___ Record excerpts ___

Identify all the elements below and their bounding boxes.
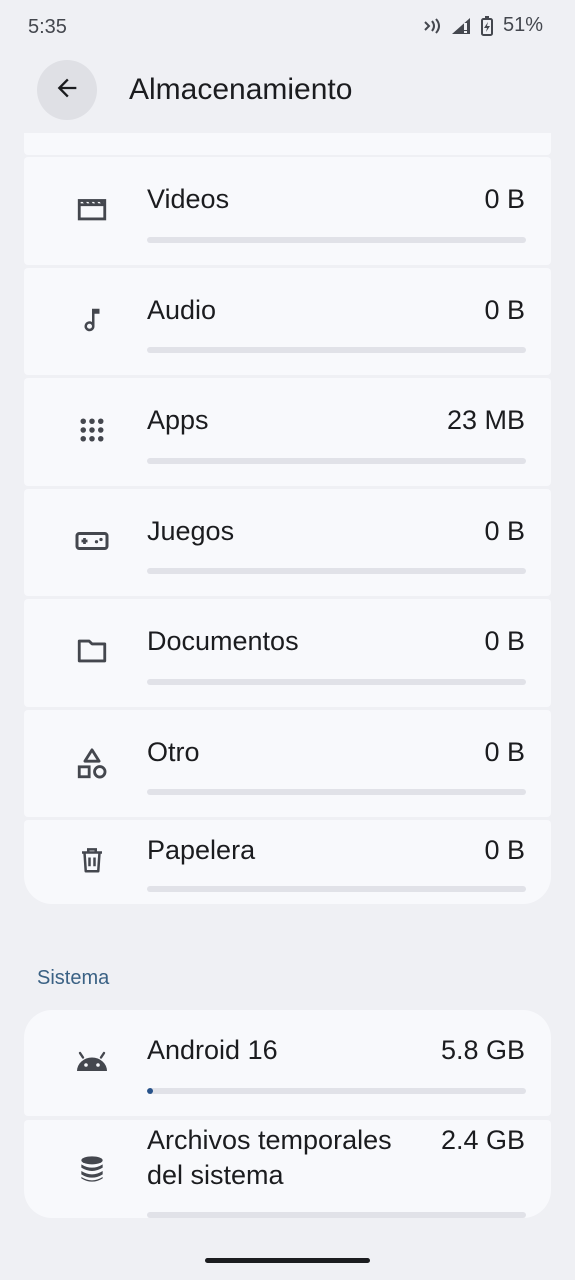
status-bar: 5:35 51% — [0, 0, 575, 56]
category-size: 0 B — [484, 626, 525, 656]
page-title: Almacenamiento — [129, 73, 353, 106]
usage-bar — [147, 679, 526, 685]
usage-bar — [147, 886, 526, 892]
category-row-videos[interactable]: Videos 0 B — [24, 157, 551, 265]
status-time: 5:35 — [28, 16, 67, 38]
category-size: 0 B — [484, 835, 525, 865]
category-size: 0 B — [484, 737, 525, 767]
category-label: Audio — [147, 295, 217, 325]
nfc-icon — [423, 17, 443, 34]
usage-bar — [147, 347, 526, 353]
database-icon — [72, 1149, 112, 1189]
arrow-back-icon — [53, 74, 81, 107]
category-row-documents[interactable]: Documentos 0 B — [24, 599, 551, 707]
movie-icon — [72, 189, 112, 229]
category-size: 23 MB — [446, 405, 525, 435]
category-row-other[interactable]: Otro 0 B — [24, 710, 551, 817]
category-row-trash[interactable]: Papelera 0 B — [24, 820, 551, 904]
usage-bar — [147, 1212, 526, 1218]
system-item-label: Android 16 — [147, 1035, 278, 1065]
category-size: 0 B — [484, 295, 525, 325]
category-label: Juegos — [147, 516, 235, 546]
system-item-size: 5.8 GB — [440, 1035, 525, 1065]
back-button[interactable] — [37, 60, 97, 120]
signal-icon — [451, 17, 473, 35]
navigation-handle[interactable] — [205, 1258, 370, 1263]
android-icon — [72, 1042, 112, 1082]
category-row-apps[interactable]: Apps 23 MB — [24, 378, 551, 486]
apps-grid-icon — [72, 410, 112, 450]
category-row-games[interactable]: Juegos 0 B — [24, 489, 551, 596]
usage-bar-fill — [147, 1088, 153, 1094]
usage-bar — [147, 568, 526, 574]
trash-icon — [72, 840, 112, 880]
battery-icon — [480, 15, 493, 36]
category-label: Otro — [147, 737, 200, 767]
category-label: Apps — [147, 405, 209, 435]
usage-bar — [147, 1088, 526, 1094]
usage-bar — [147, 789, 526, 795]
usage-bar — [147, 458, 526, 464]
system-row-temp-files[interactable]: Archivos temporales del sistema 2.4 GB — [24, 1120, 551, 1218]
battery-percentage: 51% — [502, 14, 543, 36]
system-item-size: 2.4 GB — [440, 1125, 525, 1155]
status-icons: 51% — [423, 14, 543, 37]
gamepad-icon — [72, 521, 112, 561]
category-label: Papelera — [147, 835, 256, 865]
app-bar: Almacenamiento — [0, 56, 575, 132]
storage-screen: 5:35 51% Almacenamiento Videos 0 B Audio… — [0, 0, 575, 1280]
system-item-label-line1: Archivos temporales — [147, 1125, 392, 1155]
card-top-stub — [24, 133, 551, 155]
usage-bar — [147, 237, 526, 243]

___

Work to complete >> Copy the lines between the one holding "status-bar: 5:35 51% — [0, 0, 575, 56]" and the one holding "back-button[interactable] — [37, 60, 97, 120]", inclusive, with no changes.

Result of the exercise >>
status-bar: 5:35 51% — [0, 0, 575, 56]
category-size: 0 B — [484, 626, 525, 656]
page-title: Almacenamiento — [129, 73, 353, 106]
usage-bar — [147, 679, 526, 685]
usage-bar — [147, 886, 526, 892]
category-row-videos[interactable]: Videos 0 B — [24, 157, 551, 265]
status-time: 5:35 — [28, 16, 67, 38]
category-size: 0 B — [484, 835, 525, 865]
category-size: 0 B — [484, 737, 525, 767]
category-label: Audio — [147, 295, 217, 325]
nfc-icon — [423, 17, 443, 34]
usage-bar — [147, 347, 526, 353]
database-icon — [72, 1149, 112, 1189]
arrow-back-icon — [53, 74, 81, 107]
category-row-documents[interactable]: Documentos 0 B — [24, 599, 551, 707]
movie-icon — [72, 189, 112, 229]
category-size: 23 MB — [446, 405, 525, 435]
category-row-other[interactable]: Otro 0 B — [24, 710, 551, 817]
category-row-trash[interactable]: Papelera 0 B — [24, 820, 551, 904]
usage-bar — [147, 1212, 526, 1218]
system-item-label: Android 16 — [147, 1035, 278, 1065]
category-size: 0 B — [484, 295, 525, 325]
category-label: Juegos — [147, 516, 235, 546]
system-item-size: 5.8 GB — [440, 1035, 525, 1065]
back-button[interactable] — [37, 60, 97, 120]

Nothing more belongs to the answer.